** DO THIS **
Take the material below and retype it in full; pictures are left out.

** start of GIVEN DATA **

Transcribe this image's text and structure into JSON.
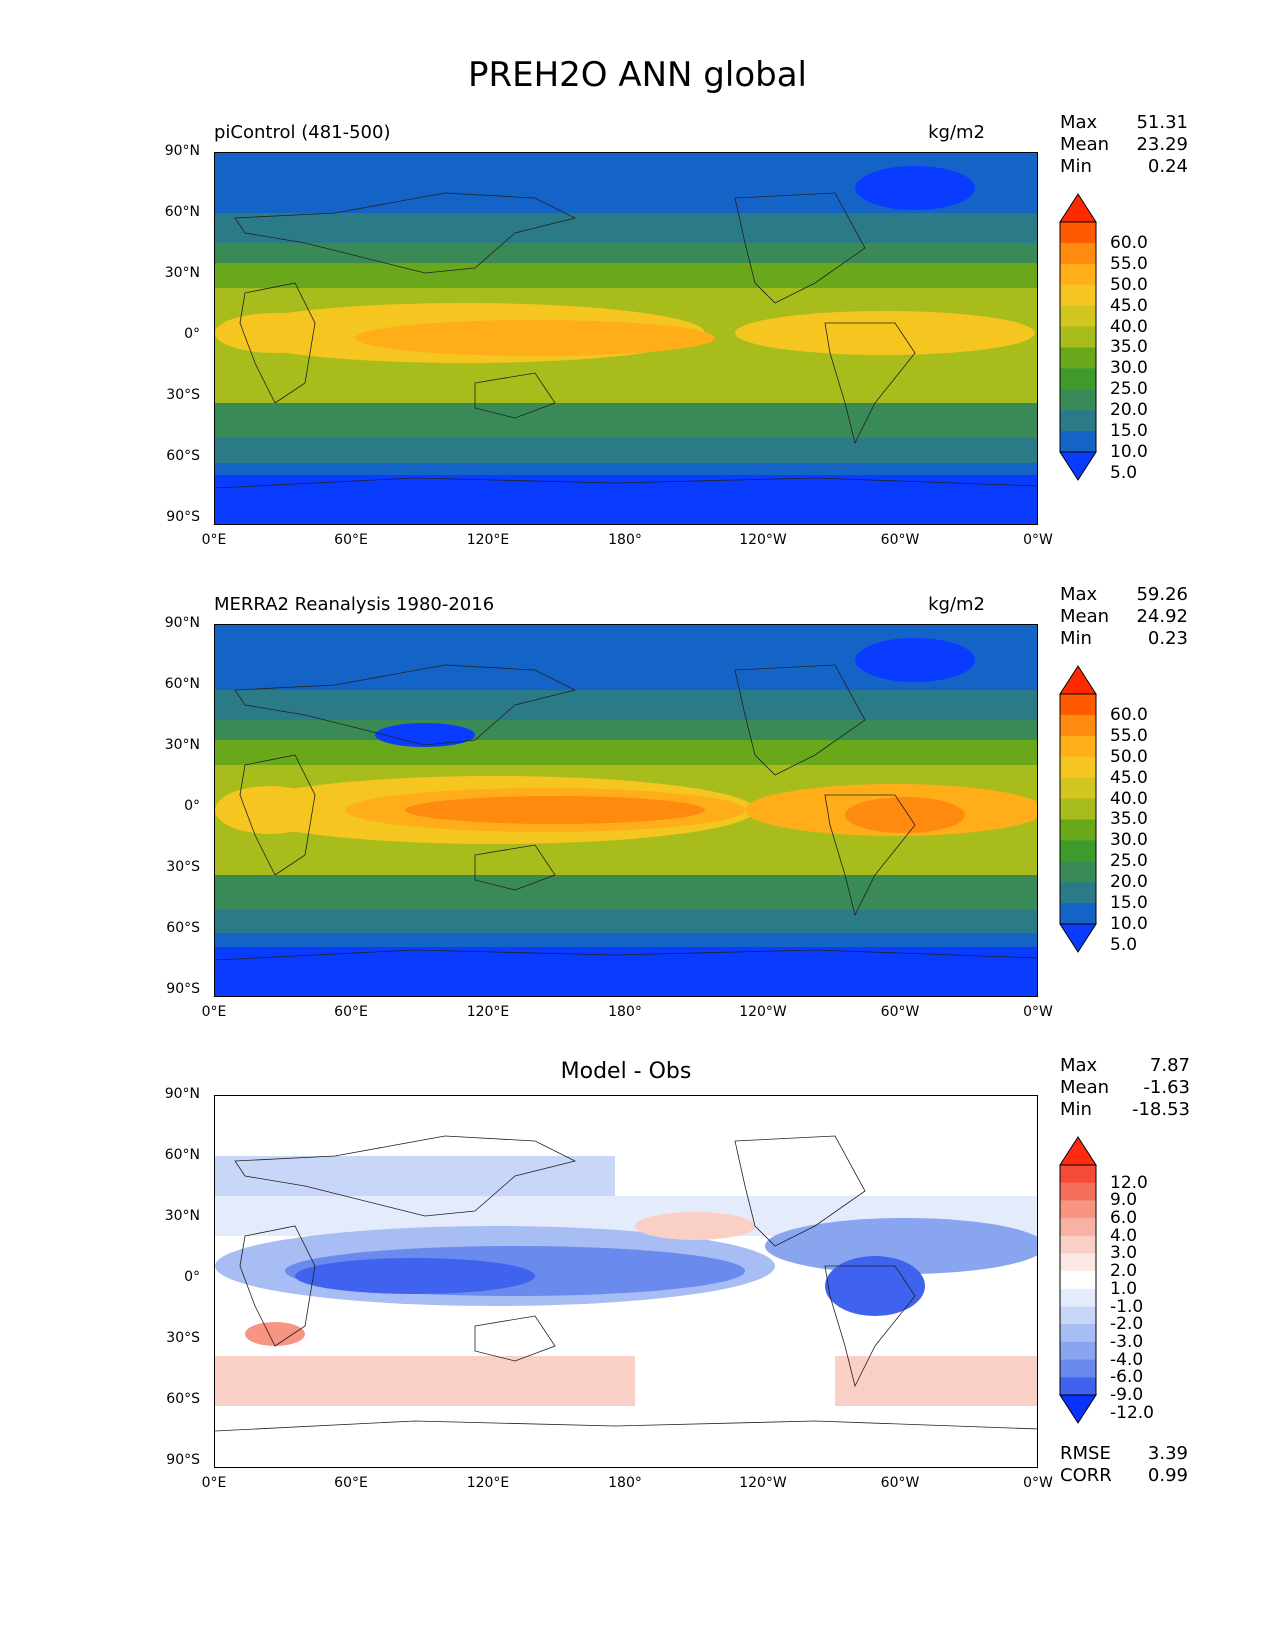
{
  "title": "PREH2O ANN global",
  "axes": {
    "lat_labels": [
      "90°N",
      "60°N",
      "30°N",
      "0°",
      "30°S",
      "60°S",
      "90°S"
    ],
    "lon_labels": [
      "0°E",
      "60°E",
      "120°E",
      "180°",
      "120°W",
      "60°W",
      "0°W"
    ]
  },
  "panels": [
    {
      "title": "piControl (481-500)",
      "unit": "kg/m2",
      "stats": {
        "max_label": "Max",
        "max": "51.31",
        "mean_label": "Mean",
        "mean": "23.29",
        "min_label": "Min",
        "min": "0.24"
      },
      "colorbar": [
        "60.0",
        "55.0",
        "50.0",
        "45.0",
        "40.0",
        "35.0",
        "30.0",
        "25.0",
        "20.0",
        "15.0",
        "10.0",
        "5.0"
      ],
      "colors": [
        "#ff2a00",
        "#ff5a00",
        "#ff8a10",
        "#ffae1a",
        "#f5c520",
        "#d3c51f",
        "#a8bc1c",
        "#6aa81b",
        "#3f9a2c",
        "#3a8a58",
        "#2a7a88",
        "#1464c8",
        "#0a3cff"
      ]
    },
    {
      "title": "MERRA2 Reanalysis 1980-2016",
      "unit": "kg/m2",
      "stats": {
        "max_label": "Max",
        "max": "59.26",
        "mean_label": "Mean",
        "mean": "24.92",
        "min_label": "Min",
        "min": "0.23"
      },
      "colorbar": [
        "60.0",
        "55.0",
        "50.0",
        "45.0",
        "40.0",
        "35.0",
        "30.0",
        "25.0",
        "20.0",
        "15.0",
        "10.0",
        "5.0"
      ],
      "colors": [
        "#ff2a00",
        "#ff5a00",
        "#ff8a10",
        "#ffae1a",
        "#f5c520",
        "#d3c51f",
        "#a8bc1c",
        "#6aa81b",
        "#3f9a2c",
        "#3a8a58",
        "#2a7a88",
        "#1464c8",
        "#0a3cff"
      ]
    },
    {
      "title": "Model - Obs",
      "unit": "",
      "stats": {
        "max_label": "Max",
        "max": "7.87",
        "mean_label": "Mean",
        "mean": "-1.63",
        "min_label": "Min",
        "min": "-18.53"
      },
      "colorbar": [
        "12.0",
        "9.0",
        "6.0",
        "4.0",
        "3.0",
        "2.0",
        "1.0",
        "-1.0",
        "-2.0",
        "-3.0",
        "-4.0",
        "-6.0",
        "-9.0",
        "-12.0"
      ],
      "colors": [
        "#ff2a12",
        "#f44a36",
        "#f5705c",
        "#f79482",
        "#f8b2a4",
        "#fad0c6",
        "#fde9e4",
        "#ffffff",
        "#e4ebfb",
        "#c8d6f7",
        "#a7bdf3",
        "#8aa5ef",
        "#6a8aee",
        "#3f63ee",
        "#0a32ff"
      ],
      "extra": {
        "rmse_label": "RMSE",
        "rmse": "3.39",
        "corr_label": "CORR",
        "corr": "0.99"
      }
    }
  ]
}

** end of GIVEN DATA **

** TASK SOLUTION **
Transcribe this image's text and structure into JSON.
{
  "title": "PREH2O ANN global",
  "axes": {
    "lat_labels": [
      "90°N",
      "60°N",
      "30°N",
      "0°",
      "30°S",
      "60°S",
      "90°S"
    ],
    "lon_labels": [
      "0°E",
      "60°E",
      "120°E",
      "180°",
      "120°W",
      "60°W",
      "0°W"
    ]
  },
  "panels": [
    {
      "title": "piControl (481-500)",
      "unit": "kg/m2",
      "stats": {
        "max_label": "Max",
        "max": "51.31",
        "mean_label": "Mean",
        "mean": "23.29",
        "min_label": "Min",
        "min": "0.24"
      },
      "colorbar": [
        "60.0",
        "55.0",
        "50.0",
        "45.0",
        "40.0",
        "35.0",
        "30.0",
        "25.0",
        "20.0",
        "15.0",
        "10.0",
        "5.0"
      ],
      "colors": [
        "#ff2a00",
        "#ff5a00",
        "#ff8a10",
        "#ffae1a",
        "#f5c520",
        "#d3c51f",
        "#a8bc1c",
        "#6aa81b",
        "#3f9a2c",
        "#3a8a58",
        "#2a7a88",
        "#1464c8",
        "#0a3cff"
      ]
    },
    {
      "title": "MERRA2 Reanalysis 1980-2016",
      "unit": "kg/m2",
      "stats": {
        "max_label": "Max",
        "max": "59.26",
        "mean_label": "Mean",
        "mean": "24.92",
        "min_label": "Min",
        "min": "0.23"
      },
      "colorbar": [
        "60.0",
        "55.0",
        "50.0",
        "45.0",
        "40.0",
        "35.0",
        "30.0",
        "25.0",
        "20.0",
        "15.0",
        "10.0",
        "5.0"
      ],
      "colors": [
        "#ff2a00",
        "#ff5a00",
        "#ff8a10",
        "#ffae1a",
        "#f5c520",
        "#d3c51f",
        "#a8bc1c",
        "#6aa81b",
        "#3f9a2c",
        "#3a8a58",
        "#2a7a88",
        "#1464c8",
        "#0a3cff"
      ]
    },
    {
      "title": "Model - Obs",
      "unit": "",
      "stats": {
        "max_label": "Max",
        "max": "7.87",
        "mean_label": "Mean",
        "mean": "-1.63",
        "min_label": "Min",
        "min": "-18.53"
      },
      "colorbar": [
        "12.0",
        "9.0",
        "6.0",
        "4.0",
        "3.0",
        "2.0",
        "1.0",
        "-1.0",
        "-2.0",
        "-3.0",
        "-4.0",
        "-6.0",
        "-9.0",
        "-12.0"
      ],
      "colors": [
        "#ff2a12",
        "#f44a36",
        "#f5705c",
        "#f79482",
        "#f8b2a4",
        "#fad0c6",
        "#fde9e4",
        "#ffffff",
        "#e4ebfb",
        "#c8d6f7",
        "#a7bdf3",
        "#8aa5ef",
        "#6a8aee",
        "#3f63ee",
        "#0a32ff"
      ],
      "extra": {
        "rmse_label": "RMSE",
        "rmse": "3.39",
        "corr_label": "CORR",
        "corr": "0.99"
      }
    }
  ]
}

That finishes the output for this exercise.